Copy out every line that contains the word "上游林场分公司".

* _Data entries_
+--

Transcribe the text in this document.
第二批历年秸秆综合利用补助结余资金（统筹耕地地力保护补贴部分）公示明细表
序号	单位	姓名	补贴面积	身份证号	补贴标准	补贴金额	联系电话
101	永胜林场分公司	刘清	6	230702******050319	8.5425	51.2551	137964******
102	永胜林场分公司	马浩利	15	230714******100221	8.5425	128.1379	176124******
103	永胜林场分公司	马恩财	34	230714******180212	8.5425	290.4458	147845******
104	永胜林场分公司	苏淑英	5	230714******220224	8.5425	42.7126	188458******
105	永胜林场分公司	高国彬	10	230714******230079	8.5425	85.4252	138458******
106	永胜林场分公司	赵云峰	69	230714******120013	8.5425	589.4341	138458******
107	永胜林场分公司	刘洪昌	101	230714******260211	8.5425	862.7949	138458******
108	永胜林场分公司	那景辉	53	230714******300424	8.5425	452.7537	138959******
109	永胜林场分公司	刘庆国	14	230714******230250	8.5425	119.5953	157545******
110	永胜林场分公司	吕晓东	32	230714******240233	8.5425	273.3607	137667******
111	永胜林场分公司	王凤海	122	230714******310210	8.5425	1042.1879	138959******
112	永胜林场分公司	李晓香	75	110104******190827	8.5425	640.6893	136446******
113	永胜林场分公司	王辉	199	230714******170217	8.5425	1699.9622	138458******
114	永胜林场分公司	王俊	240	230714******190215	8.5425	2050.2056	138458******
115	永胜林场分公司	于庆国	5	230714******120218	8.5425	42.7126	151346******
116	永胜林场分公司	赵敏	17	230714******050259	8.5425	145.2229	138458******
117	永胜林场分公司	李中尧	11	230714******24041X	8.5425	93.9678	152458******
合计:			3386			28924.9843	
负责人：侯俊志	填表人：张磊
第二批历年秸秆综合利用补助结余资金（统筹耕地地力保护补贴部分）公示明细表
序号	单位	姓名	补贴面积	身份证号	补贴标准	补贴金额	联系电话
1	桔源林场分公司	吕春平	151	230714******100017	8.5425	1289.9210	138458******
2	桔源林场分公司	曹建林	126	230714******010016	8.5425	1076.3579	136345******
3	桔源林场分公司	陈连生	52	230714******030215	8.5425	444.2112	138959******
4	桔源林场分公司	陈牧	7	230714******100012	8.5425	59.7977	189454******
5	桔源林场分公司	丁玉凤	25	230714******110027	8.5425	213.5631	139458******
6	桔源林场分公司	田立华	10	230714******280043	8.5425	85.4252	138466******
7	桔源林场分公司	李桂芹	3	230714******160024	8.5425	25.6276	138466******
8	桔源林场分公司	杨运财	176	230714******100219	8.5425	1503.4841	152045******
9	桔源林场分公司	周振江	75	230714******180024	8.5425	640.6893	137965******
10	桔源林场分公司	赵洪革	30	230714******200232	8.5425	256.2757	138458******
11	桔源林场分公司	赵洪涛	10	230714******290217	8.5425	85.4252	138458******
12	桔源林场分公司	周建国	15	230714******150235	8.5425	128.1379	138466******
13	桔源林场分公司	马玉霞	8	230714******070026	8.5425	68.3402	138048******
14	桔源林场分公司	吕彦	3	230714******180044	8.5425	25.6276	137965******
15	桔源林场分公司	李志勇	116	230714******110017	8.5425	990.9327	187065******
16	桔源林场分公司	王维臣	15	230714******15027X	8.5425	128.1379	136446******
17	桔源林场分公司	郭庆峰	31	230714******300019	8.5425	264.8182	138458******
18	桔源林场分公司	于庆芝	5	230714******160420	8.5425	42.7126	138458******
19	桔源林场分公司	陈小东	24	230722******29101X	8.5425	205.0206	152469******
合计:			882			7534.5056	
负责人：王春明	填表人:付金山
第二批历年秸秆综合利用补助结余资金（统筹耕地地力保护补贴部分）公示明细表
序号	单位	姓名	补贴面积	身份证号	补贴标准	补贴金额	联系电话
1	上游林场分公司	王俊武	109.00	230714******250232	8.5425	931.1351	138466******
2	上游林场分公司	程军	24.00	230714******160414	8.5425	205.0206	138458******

+--

* _WRITTEN RESPONSE_
1	上游林场分公司	王俊武	109.00	230714******250232	8.5425	931.1351	138466******
2	上游林场分公司	程军	24.00	230714******160414	8.5425	205.0206	138458******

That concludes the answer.